===== PROVIDED DATA

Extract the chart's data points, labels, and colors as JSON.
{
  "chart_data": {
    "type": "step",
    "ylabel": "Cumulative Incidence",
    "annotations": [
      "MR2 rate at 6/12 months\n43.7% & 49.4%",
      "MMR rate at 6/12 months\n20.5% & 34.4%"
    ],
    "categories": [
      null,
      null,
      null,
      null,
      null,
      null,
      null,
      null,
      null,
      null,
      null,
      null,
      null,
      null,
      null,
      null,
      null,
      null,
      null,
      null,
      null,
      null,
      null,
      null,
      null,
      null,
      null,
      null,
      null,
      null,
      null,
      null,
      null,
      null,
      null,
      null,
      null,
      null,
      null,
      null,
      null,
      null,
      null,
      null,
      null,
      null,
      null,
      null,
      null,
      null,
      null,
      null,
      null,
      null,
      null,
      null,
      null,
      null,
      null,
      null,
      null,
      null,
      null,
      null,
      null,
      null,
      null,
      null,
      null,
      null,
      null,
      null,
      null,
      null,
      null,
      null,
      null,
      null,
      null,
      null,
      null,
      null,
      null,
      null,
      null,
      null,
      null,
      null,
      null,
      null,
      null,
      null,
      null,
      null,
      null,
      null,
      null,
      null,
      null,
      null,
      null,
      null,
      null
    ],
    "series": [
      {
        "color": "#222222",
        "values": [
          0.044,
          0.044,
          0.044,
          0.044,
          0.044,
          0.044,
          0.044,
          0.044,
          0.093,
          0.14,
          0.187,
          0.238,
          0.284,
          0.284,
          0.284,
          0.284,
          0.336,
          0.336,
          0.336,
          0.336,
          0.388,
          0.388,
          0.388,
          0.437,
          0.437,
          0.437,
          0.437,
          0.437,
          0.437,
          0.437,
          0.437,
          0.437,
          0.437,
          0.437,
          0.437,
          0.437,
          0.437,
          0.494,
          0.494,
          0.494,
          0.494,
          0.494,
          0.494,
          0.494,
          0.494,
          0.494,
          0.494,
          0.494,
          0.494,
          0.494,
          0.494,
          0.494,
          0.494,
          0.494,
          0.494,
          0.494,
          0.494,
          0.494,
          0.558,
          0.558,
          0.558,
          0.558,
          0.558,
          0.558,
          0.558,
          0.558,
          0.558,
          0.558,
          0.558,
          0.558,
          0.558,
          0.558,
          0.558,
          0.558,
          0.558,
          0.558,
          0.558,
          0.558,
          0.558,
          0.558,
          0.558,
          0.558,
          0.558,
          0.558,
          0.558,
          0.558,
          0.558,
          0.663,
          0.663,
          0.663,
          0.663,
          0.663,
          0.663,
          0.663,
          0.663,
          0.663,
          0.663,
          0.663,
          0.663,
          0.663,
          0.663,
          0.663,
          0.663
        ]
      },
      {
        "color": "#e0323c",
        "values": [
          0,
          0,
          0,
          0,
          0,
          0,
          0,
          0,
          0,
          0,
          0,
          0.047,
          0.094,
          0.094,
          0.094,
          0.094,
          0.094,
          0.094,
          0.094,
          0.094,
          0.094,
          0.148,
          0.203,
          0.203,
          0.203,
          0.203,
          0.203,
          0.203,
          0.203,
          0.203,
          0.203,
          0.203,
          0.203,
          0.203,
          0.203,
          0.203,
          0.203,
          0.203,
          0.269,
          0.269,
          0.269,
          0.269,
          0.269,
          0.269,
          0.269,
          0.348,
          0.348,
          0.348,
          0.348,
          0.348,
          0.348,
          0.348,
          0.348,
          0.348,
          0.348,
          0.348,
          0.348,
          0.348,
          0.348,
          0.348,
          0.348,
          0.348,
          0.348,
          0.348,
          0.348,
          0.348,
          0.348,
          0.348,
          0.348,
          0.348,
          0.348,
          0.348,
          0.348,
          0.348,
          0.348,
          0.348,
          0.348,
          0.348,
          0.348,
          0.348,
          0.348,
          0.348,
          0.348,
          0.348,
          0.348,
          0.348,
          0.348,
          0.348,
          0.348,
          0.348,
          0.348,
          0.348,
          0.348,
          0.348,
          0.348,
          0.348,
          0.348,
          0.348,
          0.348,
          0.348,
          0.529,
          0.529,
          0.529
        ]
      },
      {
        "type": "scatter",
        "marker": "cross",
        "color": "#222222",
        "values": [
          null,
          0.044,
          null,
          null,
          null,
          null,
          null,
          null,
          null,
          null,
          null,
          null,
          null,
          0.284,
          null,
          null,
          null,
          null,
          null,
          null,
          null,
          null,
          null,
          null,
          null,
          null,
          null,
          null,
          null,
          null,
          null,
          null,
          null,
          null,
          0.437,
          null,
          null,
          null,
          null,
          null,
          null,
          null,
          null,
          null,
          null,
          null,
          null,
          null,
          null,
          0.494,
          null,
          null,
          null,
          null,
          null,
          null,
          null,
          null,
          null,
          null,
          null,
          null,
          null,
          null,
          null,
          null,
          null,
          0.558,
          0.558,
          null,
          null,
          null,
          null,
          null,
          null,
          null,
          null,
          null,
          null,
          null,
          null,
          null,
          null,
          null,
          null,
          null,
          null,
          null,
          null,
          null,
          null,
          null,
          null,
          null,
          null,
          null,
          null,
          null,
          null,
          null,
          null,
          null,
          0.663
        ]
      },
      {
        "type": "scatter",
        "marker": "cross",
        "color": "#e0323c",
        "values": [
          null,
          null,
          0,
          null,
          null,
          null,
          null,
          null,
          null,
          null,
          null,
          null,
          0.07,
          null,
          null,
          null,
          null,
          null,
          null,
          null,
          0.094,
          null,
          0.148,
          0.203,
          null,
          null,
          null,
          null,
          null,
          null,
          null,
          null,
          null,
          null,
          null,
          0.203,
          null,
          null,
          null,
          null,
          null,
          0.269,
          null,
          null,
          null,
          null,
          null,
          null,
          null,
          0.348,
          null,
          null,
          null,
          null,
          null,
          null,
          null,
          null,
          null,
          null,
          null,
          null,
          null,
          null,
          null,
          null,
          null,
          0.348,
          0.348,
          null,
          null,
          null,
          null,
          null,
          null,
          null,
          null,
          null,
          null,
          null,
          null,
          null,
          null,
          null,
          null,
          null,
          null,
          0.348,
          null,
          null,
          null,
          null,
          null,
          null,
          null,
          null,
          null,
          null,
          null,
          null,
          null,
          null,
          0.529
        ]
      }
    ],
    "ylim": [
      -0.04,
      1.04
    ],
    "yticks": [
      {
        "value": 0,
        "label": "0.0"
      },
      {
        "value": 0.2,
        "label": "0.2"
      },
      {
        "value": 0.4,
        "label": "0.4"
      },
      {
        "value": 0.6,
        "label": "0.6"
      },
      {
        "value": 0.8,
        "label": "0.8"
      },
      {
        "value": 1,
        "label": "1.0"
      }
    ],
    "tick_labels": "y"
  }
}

==========

GOAL - Look for "months" and pull out every line that has it.

REPLY -
      "MR2 rate at 6/12 months\n43.7% & 49.4%",
      "MMR rate at 6/12 months\n20.5% & 34.4%"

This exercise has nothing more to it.